__Work to complete__. From the listing below, extract each line containing the string "Exclusion".

====== Recorded information

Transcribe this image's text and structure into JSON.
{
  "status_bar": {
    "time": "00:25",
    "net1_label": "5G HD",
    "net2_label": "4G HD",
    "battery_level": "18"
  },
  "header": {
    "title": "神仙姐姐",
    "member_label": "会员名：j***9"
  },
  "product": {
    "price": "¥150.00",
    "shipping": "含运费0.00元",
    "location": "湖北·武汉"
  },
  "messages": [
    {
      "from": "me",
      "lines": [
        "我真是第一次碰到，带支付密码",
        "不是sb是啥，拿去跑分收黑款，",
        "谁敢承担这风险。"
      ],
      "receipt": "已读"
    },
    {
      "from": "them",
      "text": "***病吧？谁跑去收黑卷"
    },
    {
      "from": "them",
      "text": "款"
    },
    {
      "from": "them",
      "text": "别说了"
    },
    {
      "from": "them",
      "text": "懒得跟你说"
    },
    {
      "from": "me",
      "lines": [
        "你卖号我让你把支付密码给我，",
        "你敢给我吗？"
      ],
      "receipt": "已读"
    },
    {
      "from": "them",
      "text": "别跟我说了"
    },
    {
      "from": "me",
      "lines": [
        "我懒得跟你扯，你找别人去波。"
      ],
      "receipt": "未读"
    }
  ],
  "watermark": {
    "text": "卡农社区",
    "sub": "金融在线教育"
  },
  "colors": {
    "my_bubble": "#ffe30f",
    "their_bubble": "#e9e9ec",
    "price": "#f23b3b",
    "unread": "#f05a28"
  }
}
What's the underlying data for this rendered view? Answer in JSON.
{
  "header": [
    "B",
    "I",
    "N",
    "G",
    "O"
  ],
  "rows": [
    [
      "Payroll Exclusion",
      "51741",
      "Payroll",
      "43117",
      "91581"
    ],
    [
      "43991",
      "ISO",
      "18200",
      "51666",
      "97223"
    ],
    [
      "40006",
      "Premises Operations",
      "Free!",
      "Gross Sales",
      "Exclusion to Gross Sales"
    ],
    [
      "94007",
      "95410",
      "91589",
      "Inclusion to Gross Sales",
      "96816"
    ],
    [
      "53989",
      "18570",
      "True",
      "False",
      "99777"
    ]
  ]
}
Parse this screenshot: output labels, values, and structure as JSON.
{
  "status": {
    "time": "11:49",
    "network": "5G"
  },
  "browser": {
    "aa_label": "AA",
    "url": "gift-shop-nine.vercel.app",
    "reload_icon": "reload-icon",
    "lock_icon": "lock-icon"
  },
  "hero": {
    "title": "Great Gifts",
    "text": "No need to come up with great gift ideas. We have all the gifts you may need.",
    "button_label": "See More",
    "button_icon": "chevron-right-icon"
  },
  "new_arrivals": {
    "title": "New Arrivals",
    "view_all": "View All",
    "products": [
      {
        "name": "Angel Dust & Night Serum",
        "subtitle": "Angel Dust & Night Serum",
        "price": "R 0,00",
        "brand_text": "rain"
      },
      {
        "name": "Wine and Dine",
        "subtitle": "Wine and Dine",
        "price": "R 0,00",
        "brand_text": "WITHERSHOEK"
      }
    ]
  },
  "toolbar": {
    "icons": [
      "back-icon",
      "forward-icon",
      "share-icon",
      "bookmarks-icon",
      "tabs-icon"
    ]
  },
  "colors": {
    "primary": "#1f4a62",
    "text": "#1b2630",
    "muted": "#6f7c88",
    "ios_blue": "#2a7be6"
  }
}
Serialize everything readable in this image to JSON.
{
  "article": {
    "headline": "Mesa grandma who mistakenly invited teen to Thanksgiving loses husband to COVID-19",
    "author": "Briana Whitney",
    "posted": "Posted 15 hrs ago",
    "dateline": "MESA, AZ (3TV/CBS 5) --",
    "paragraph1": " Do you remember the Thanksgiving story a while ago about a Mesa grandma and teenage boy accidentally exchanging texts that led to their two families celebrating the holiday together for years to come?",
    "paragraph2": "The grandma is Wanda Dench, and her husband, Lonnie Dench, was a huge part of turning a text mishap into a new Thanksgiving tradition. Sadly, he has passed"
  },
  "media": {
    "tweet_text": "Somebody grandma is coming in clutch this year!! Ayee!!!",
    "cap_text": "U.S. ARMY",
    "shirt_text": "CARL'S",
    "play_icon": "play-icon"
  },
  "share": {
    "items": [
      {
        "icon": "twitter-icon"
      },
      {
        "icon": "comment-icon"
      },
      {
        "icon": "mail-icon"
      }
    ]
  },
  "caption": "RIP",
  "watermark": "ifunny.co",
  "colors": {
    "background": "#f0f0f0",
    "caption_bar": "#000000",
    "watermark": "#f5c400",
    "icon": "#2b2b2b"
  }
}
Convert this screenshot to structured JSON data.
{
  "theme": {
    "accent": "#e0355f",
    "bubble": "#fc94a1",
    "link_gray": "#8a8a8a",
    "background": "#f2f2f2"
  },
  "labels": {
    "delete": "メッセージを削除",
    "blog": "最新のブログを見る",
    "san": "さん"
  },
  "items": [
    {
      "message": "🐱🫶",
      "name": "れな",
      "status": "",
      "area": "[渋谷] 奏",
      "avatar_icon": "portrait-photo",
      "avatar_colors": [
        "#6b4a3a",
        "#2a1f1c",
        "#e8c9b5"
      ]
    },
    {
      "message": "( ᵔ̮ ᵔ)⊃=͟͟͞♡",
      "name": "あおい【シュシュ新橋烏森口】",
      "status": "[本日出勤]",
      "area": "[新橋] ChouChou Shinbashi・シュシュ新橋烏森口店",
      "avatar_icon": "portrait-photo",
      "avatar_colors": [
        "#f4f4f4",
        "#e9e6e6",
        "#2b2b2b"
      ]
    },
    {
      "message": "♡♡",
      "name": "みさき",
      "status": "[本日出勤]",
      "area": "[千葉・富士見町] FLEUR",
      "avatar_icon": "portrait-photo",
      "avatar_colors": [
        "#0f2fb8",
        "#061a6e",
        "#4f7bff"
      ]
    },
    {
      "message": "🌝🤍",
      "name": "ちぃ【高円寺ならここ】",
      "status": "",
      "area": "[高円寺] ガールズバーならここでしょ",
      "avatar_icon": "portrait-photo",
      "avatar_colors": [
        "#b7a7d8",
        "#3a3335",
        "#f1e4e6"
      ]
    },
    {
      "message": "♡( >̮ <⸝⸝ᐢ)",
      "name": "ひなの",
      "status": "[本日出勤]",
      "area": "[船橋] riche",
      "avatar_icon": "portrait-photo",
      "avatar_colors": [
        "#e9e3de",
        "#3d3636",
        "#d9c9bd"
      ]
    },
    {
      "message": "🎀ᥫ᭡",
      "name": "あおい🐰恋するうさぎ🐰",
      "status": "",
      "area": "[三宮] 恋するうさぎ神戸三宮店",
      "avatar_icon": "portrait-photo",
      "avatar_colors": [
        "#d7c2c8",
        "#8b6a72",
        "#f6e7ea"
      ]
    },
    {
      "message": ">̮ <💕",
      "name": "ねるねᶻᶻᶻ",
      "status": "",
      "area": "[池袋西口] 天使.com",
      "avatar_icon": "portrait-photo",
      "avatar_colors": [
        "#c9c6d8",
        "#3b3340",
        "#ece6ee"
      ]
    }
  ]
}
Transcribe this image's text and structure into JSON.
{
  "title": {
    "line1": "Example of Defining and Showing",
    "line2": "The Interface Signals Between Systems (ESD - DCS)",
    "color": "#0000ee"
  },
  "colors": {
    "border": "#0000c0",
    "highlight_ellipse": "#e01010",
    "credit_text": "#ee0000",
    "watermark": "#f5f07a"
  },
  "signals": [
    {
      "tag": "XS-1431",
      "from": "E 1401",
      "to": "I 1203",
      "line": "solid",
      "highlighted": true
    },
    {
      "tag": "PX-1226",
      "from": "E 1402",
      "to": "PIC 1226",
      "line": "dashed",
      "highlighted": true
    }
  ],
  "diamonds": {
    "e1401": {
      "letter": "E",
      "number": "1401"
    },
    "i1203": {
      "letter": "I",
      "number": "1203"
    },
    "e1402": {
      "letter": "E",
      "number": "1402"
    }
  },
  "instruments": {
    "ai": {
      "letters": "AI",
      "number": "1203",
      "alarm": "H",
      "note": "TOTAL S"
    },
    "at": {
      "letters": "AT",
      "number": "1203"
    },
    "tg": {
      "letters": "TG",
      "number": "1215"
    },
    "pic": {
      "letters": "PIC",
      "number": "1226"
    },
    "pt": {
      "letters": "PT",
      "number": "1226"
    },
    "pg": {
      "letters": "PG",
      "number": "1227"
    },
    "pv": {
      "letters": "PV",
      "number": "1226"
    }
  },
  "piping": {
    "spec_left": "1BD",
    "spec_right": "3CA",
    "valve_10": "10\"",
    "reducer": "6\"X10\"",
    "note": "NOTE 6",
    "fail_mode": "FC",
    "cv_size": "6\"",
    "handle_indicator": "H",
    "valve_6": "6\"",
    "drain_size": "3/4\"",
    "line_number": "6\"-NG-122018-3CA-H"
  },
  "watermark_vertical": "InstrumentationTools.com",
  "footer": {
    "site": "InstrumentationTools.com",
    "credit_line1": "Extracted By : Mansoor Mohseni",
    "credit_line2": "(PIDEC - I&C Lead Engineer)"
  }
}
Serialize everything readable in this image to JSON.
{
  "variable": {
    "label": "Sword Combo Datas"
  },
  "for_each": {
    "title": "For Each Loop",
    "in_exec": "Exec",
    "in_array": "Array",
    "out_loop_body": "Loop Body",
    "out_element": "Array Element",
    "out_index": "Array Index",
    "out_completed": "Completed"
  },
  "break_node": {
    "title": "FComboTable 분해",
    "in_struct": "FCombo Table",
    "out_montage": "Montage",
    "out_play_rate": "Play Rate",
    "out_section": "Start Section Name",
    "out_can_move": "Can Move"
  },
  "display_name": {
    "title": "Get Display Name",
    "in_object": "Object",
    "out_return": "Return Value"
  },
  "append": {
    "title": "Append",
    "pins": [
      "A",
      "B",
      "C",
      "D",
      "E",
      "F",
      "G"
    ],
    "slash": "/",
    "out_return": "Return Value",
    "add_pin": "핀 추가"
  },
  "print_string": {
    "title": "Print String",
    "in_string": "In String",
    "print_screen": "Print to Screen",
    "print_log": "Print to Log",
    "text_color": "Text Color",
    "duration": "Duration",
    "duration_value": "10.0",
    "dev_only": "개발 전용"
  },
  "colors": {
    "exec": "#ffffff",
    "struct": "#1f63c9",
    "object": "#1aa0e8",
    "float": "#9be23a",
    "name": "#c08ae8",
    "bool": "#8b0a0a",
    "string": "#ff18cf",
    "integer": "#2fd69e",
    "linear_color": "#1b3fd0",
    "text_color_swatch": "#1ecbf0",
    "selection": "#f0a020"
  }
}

============

__Task answer__.
      "Payroll Exclusion",
      "Exclusion to Gross Sales"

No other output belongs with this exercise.